[Data records]

--- Start ---

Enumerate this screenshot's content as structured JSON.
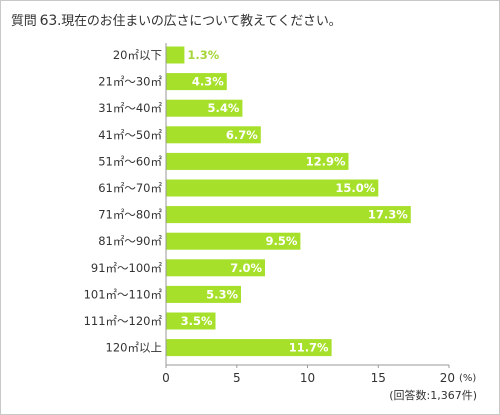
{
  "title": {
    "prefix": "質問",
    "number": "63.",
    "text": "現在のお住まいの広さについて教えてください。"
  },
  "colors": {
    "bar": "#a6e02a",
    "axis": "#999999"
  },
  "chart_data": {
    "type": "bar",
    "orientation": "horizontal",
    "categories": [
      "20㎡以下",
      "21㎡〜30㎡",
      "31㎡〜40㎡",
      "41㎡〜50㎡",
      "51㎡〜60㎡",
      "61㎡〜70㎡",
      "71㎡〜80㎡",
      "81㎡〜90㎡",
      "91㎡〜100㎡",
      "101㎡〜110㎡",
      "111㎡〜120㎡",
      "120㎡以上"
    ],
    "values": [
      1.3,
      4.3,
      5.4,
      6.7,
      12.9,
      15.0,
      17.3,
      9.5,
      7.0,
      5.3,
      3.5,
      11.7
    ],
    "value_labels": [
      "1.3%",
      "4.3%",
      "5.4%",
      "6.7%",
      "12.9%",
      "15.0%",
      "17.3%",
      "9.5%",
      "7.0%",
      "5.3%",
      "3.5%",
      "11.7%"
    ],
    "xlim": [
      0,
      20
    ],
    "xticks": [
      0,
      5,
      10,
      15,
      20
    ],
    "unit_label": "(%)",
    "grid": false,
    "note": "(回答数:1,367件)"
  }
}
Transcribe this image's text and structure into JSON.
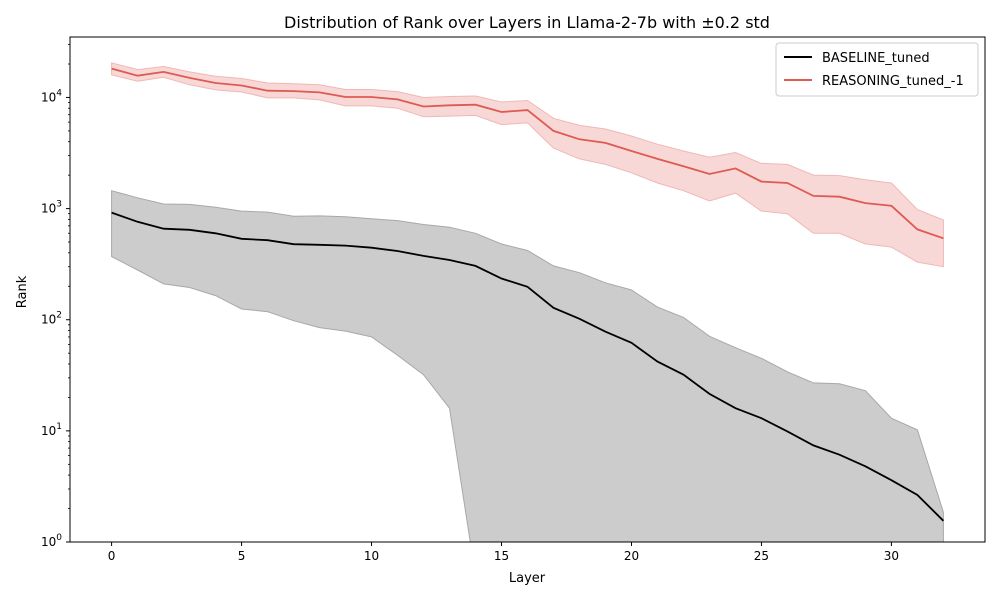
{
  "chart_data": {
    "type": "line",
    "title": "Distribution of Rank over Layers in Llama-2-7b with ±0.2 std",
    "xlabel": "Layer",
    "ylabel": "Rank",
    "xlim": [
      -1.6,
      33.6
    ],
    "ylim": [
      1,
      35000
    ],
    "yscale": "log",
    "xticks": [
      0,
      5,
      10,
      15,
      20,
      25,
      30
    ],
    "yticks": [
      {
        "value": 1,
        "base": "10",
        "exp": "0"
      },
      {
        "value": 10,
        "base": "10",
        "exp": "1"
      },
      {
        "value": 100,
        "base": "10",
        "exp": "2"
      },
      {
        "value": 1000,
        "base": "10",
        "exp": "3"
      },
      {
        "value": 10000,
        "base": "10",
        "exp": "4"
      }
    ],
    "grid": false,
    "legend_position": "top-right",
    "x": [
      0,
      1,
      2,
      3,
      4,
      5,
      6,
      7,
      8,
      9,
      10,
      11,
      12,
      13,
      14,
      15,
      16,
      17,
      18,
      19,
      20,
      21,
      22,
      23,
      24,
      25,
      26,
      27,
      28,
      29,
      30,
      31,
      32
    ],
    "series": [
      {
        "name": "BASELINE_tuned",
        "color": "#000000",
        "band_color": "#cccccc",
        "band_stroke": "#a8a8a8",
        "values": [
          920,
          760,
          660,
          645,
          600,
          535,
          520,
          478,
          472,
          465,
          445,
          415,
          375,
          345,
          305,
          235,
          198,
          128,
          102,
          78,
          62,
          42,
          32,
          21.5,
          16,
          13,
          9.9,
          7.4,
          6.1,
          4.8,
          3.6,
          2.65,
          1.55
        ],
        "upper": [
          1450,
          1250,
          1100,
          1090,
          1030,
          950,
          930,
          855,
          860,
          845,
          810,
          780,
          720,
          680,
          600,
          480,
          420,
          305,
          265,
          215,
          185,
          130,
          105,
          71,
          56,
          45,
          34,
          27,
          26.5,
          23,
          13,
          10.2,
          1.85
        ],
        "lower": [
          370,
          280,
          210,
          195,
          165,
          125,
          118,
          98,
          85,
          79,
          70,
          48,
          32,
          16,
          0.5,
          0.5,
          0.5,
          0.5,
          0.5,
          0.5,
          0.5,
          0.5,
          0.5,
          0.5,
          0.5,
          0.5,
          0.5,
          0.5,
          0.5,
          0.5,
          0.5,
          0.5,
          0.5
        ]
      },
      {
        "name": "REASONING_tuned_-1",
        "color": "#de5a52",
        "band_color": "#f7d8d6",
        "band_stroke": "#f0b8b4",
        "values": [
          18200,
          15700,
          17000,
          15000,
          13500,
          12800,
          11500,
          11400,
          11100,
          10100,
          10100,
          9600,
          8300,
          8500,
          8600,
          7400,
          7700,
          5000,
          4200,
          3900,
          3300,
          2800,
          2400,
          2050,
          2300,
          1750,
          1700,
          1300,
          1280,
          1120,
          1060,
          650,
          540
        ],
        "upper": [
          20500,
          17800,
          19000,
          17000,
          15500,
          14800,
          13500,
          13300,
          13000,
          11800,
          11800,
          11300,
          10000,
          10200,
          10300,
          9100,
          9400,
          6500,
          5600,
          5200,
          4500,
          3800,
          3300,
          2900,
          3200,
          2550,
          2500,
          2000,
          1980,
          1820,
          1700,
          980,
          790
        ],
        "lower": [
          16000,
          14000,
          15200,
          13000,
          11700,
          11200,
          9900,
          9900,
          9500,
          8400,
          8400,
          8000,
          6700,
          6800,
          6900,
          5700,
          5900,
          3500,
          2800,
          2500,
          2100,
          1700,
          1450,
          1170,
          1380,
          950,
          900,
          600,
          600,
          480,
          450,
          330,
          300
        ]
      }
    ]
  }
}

--- End ---
--- Start ---

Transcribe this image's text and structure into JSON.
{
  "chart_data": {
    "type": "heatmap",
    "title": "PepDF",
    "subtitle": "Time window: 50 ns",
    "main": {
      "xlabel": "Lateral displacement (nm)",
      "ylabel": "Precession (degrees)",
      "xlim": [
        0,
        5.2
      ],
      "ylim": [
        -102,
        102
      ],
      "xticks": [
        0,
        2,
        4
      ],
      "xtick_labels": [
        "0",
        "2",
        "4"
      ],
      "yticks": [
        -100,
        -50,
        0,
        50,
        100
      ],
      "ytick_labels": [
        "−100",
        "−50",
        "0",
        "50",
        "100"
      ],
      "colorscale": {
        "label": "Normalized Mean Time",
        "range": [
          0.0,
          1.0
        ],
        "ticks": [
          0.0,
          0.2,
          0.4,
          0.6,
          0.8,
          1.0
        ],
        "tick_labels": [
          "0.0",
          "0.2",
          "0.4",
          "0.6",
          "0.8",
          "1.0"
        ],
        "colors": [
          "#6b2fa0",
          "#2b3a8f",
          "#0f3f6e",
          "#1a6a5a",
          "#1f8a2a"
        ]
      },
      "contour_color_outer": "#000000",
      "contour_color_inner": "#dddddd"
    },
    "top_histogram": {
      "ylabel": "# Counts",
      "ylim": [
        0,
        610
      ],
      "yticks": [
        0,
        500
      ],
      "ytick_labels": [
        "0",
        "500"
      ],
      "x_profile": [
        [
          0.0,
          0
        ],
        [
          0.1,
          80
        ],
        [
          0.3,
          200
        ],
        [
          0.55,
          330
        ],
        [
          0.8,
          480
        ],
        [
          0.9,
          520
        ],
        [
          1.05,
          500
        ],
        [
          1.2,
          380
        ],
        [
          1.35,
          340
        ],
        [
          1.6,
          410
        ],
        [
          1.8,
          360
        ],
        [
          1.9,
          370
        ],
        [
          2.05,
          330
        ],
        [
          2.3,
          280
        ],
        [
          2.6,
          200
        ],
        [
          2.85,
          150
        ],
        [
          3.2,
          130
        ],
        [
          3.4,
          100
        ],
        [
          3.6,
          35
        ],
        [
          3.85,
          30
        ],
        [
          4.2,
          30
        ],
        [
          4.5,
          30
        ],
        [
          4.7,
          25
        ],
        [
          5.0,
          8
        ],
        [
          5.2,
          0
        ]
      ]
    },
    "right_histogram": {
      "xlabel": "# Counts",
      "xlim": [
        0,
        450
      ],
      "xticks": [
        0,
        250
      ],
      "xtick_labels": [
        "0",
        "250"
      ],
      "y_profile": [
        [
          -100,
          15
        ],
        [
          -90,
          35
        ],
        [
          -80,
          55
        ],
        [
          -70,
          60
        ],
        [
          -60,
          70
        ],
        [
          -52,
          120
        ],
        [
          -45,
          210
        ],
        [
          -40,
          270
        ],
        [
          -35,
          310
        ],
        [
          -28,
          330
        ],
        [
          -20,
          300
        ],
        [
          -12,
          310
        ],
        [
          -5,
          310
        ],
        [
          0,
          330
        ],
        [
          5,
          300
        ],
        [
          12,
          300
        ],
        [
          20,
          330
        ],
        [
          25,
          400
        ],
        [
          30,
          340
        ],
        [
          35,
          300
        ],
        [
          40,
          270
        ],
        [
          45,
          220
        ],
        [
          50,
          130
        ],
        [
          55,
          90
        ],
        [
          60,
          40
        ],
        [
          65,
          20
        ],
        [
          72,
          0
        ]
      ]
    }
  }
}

--- End ---
--- Start ---

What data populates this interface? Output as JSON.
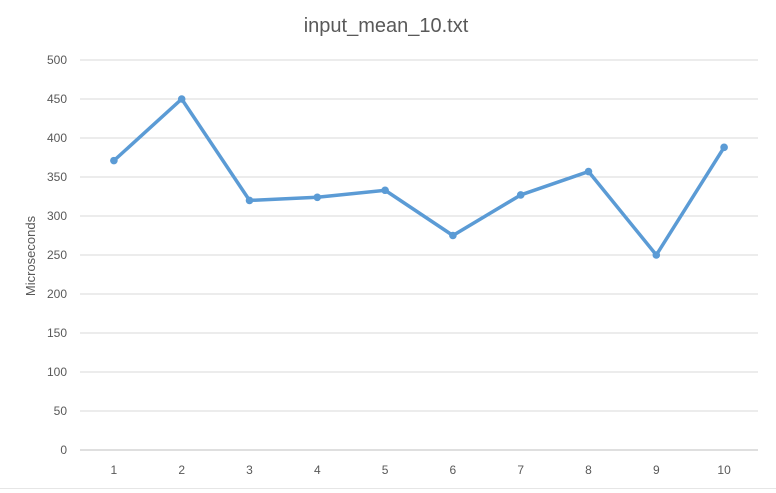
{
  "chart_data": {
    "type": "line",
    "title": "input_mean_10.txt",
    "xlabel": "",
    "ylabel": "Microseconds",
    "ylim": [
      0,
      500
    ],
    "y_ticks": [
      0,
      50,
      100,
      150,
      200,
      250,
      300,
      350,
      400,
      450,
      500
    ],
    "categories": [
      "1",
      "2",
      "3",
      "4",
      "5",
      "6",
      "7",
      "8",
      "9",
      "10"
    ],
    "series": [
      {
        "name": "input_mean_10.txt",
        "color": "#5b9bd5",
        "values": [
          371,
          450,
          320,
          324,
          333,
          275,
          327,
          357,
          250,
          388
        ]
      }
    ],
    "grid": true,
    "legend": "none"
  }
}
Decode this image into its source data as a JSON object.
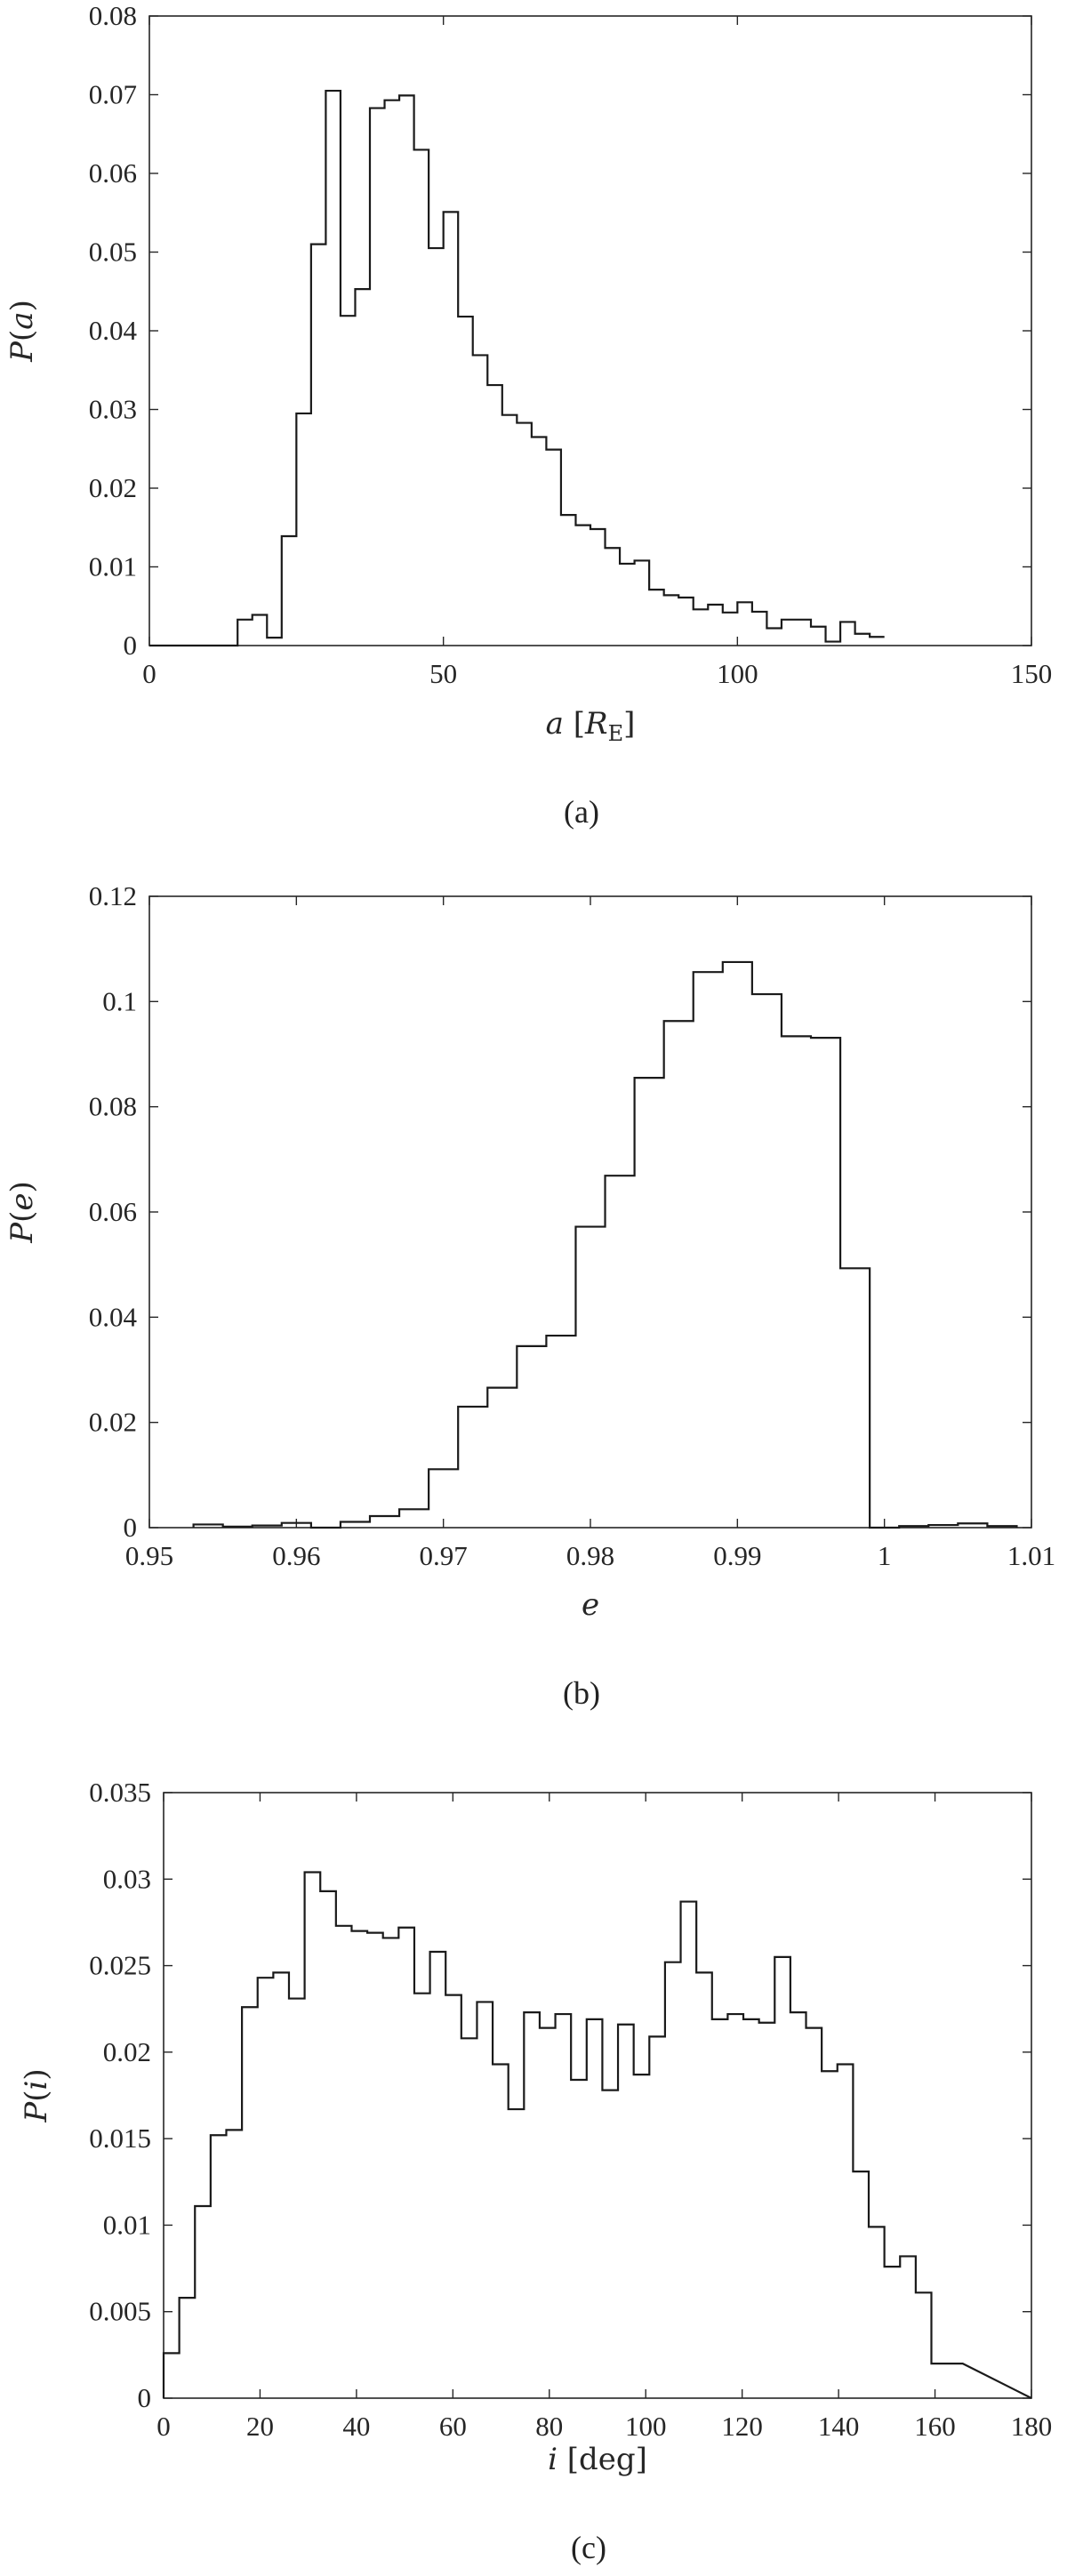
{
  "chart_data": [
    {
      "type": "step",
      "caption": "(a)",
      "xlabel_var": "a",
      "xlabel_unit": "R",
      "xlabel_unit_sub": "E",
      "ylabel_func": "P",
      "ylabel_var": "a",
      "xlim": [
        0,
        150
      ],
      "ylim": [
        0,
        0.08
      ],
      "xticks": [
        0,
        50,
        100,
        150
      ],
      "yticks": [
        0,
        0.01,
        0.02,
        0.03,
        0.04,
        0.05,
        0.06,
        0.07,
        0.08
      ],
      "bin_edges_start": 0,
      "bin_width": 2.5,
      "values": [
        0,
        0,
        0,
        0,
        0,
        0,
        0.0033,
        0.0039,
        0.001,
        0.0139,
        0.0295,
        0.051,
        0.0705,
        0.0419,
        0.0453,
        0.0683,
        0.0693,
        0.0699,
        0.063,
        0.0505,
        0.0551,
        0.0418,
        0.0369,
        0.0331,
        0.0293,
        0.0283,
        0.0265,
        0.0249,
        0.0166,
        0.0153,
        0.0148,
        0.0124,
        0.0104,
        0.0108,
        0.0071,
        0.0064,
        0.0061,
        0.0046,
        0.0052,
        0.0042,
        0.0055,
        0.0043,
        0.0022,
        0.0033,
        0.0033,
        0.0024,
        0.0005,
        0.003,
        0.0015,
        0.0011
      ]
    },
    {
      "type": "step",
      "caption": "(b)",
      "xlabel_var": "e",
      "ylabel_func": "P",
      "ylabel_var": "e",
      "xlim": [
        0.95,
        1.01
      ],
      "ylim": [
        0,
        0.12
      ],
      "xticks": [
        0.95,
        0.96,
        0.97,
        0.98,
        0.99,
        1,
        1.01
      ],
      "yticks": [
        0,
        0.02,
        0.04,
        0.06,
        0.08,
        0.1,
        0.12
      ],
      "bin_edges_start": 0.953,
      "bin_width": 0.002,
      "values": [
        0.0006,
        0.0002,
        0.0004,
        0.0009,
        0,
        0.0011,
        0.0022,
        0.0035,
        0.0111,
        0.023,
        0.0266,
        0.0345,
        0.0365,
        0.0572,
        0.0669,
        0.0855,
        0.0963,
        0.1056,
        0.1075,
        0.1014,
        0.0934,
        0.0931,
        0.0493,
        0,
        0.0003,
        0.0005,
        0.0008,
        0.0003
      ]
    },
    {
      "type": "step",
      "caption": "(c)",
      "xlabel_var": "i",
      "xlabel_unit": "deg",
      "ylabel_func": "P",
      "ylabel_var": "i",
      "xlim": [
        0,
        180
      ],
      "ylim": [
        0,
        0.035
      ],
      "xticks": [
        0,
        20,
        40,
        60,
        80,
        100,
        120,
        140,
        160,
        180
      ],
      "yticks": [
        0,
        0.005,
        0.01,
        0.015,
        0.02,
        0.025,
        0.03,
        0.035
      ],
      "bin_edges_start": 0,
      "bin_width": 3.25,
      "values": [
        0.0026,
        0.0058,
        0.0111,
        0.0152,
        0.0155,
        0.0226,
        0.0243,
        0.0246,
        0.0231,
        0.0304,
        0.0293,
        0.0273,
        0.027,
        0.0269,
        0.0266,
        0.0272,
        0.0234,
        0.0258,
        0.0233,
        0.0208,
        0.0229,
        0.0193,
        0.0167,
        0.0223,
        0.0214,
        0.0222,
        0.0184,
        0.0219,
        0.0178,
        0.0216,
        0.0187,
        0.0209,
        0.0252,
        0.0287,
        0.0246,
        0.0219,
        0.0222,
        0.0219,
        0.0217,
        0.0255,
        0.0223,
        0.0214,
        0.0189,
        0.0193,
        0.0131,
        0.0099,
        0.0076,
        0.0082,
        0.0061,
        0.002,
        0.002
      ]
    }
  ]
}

--- End ---

- EXERCISE BRIEF -
Go through the listing above and return every line where the word "Rank" occurs.

- COMPLETED TASK -
    "title": "Distribution of Rank over Layers in Llama-2-7b with ±0.2 std",
    "ylabel": "Rank",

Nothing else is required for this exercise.